Leave out the pictures and copy each record below exactly.

_DATA TO PROCESS_:
------------------------------
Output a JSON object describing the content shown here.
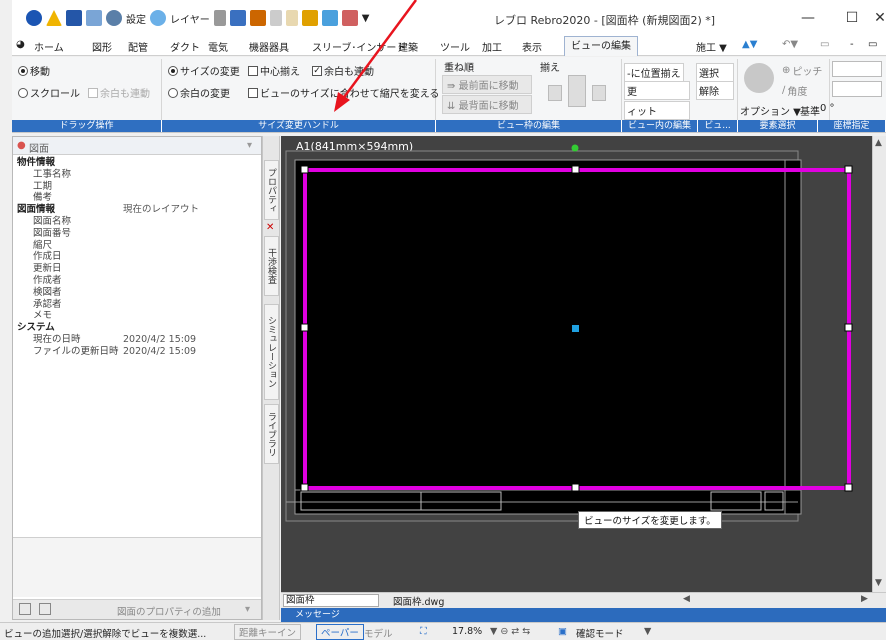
{
  "title_bar": {
    "settings_label": "設定",
    "layer_label": "レイヤー",
    "window_title": "レブロ Rebro2020 - [図面枠 (新規図面2) *]",
    "minimize": "—",
    "maximize": "☐",
    "close": "✕"
  },
  "tabs": [
    "ホーム",
    "図形",
    "配管",
    "ダクト",
    "電気",
    "機器器具",
    "スリーブ･インサート",
    "建築",
    "ツール",
    "加工",
    "表示"
  ],
  "active_tab": "ビューの編集",
  "tabs_right": {
    "construct": "施工 ▼"
  },
  "ribbon": {
    "drag": {
      "move": "移動",
      "scroll": "スクロール",
      "margin_link": "余白も連動",
      "group": "ドラッグ操作"
    },
    "resize": {
      "size_change": "サイズの変更",
      "center_align": "中心揃え",
      "margin_link": "余白も連動",
      "margin_change": "余白の変更",
      "fit_view": "ビューのサイズに合わせて縮尺を変える",
      "group": "サイズ変更ハンドル"
    },
    "frame": {
      "order": "重ね順",
      "align": "揃え",
      "to_front": "最前面に移動",
      "to_back": "最背面に移動",
      "group": "ビュー枠の編集"
    },
    "inner": {
      "pos_align": "-に位置揃え",
      "change": "更",
      "widget": "ィット",
      "select": "選択",
      "release": "解除",
      "group": "ビュー内の編集",
      "group2": "ビュ..."
    },
    "element": {
      "options": "オプション ▼",
      "basis": "基準",
      "basis_value": "0 °",
      "pitch": "ピッチ",
      "angle": "角度",
      "group": "要素選択"
    },
    "coord": {
      "group": "座標指定"
    }
  },
  "left_panel": {
    "dropdown": "図面",
    "rows": [
      {
        "type": "section",
        "key": "物件情報"
      },
      {
        "type": "item",
        "key": "工事名称",
        "value": ""
      },
      {
        "type": "item",
        "key": "工期",
        "value": ""
      },
      {
        "type": "item",
        "key": "備考",
        "value": ""
      },
      {
        "type": "section",
        "key": "図面情報",
        "value": "現在のレイアウト"
      },
      {
        "type": "item",
        "key": "図面名称",
        "value": ""
      },
      {
        "type": "item",
        "key": "図面番号",
        "value": ""
      },
      {
        "type": "item",
        "key": "縮尺",
        "value": ""
      },
      {
        "type": "item",
        "key": "作成日",
        "value": ""
      },
      {
        "type": "item",
        "key": "更新日",
        "value": ""
      },
      {
        "type": "item",
        "key": "作成者",
        "value": ""
      },
      {
        "type": "item",
        "key": "検図者",
        "value": ""
      },
      {
        "type": "item",
        "key": "承認者",
        "value": ""
      },
      {
        "type": "item",
        "key": "メモ",
        "value": ""
      },
      {
        "type": "section",
        "key": "システム"
      },
      {
        "type": "item",
        "key": "現在の日時",
        "value": "2020/4/2 15:09"
      },
      {
        "type": "item",
        "key": "ファイルの更新日時",
        "value": "2020/4/2 15:09"
      }
    ],
    "add_property": "図面のプロパティの追加"
  },
  "side_tabs": [
    "プロパティ",
    "干渉検査",
    "シミュレーション",
    "ライブラリ"
  ],
  "canvas": {
    "paper_label": "A1(841mm×594mm)",
    "tooltip": "ビューのサイズを変更します。",
    "tab1": "図面枠",
    "tab2": "図面枠.dwg",
    "message": "メッセージ"
  },
  "status_bar": {
    "hint": "ビューの追加選択/選択解除でビューを複数選...",
    "distance_key": "距離キーイン",
    "paper": "ペーパー",
    "model": "モデル",
    "zoom": "17.8%",
    "confirm_mode": "確認モード"
  },
  "colors": {
    "ribbon_group_label": "#2f6fc1",
    "selection": "#e000e0",
    "handle_center": "#1fa0e0",
    "rotate_handle": "#33cc33"
  }
}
------------------------------
_SOLUTION BELOW_:
Output a JSON object describing the content shown here.
{
  "title_bar": {
    "settings_label": "設定",
    "layer_label": "レイヤー",
    "window_title": "レブロ Rebro2020 - [図面枠 (新規図面2) *]",
    "minimize": "—",
    "maximize": "☐",
    "close": "✕"
  },
  "tabs": [
    "ホーム",
    "図形",
    "配管",
    "ダクト",
    "電気",
    "機器器具",
    "スリーブ･インサート",
    "建築",
    "ツール",
    "加工",
    "表示"
  ],
  "active_tab": "ビューの編集",
  "tabs_right": {
    "construct": "施工 ▼"
  },
  "ribbon": {
    "drag": {
      "move": "移動",
      "scroll": "スクロール",
      "margin_link": "余白も連動",
      "group": "ドラッグ操作"
    },
    "resize": {
      "size_change": "サイズの変更",
      "center_align": "中心揃え",
      "margin_link": "余白も連動",
      "margin_change": "余白の変更",
      "fit_view": "ビューのサイズに合わせて縮尺を変える",
      "group": "サイズ変更ハンドル"
    },
    "frame": {
      "order": "重ね順",
      "align": "揃え",
      "to_front": "最前面に移動",
      "to_back": "最背面に移動",
      "group": "ビュー枠の編集"
    },
    "inner": {
      "pos_align": "-に位置揃え",
      "change": "更",
      "widget": "ィット",
      "select": "選択",
      "release": "解除",
      "group": "ビュー内の編集",
      "group2": "ビュ..."
    },
    "element": {
      "options": "オプション ▼",
      "basis": "基準",
      "basis_value": "0 °",
      "pitch": "ピッチ",
      "angle": "角度",
      "group": "要素選択"
    },
    "coord": {
      "group": "座標指定"
    }
  },
  "left_panel": {
    "dropdown": "図面",
    "rows": [
      {
        "type": "section",
        "key": "物件情報"
      },
      {
        "type": "item",
        "key": "工事名称",
        "value": ""
      },
      {
        "type": "item",
        "key": "工期",
        "value": ""
      },
      {
        "type": "item",
        "key": "備考",
        "value": ""
      },
      {
        "type": "section",
        "key": "図面情報",
        "value": "現在のレイアウト"
      },
      {
        "type": "item",
        "key": "図面名称",
        "value": ""
      },
      {
        "type": "item",
        "key": "図面番号",
        "value": ""
      },
      {
        "type": "item",
        "key": "縮尺",
        "value": ""
      },
      {
        "type": "item",
        "key": "作成日",
        "value": ""
      },
      {
        "type": "item",
        "key": "更新日",
        "value": ""
      },
      {
        "type": "item",
        "key": "作成者",
        "value": ""
      },
      {
        "type": "item",
        "key": "検図者",
        "value": ""
      },
      {
        "type": "item",
        "key": "承認者",
        "value": ""
      },
      {
        "type": "item",
        "key": "メモ",
        "value": ""
      },
      {
        "type": "section",
        "key": "システム"
      },
      {
        "type": "item",
        "key": "現在の日時",
        "value": "2020/4/2 15:09"
      },
      {
        "type": "item",
        "key": "ファイルの更新日時",
        "value": "2020/4/2 15:09"
      }
    ],
    "add_property": "図面のプロパティの追加"
  },
  "side_tabs": [
    "プロパティ",
    "干渉検査",
    "シミュレーション",
    "ライブラリ"
  ],
  "canvas": {
    "paper_label": "A1(841mm×594mm)",
    "tooltip": "ビューのサイズを変更します。",
    "tab1": "図面枠",
    "tab2": "図面枠.dwg",
    "message": "メッセージ"
  },
  "status_bar": {
    "hint": "ビューの追加選択/選択解除でビューを複数選...",
    "distance_key": "距離キーイン",
    "paper": "ペーパー",
    "model": "モデル",
    "zoom": "17.8%",
    "confirm_mode": "確認モード"
  },
  "colors": {
    "ribbon_group_label": "#2f6fc1",
    "selection": "#e000e0",
    "handle_center": "#1fa0e0",
    "rotate_handle": "#33cc33"
  }
}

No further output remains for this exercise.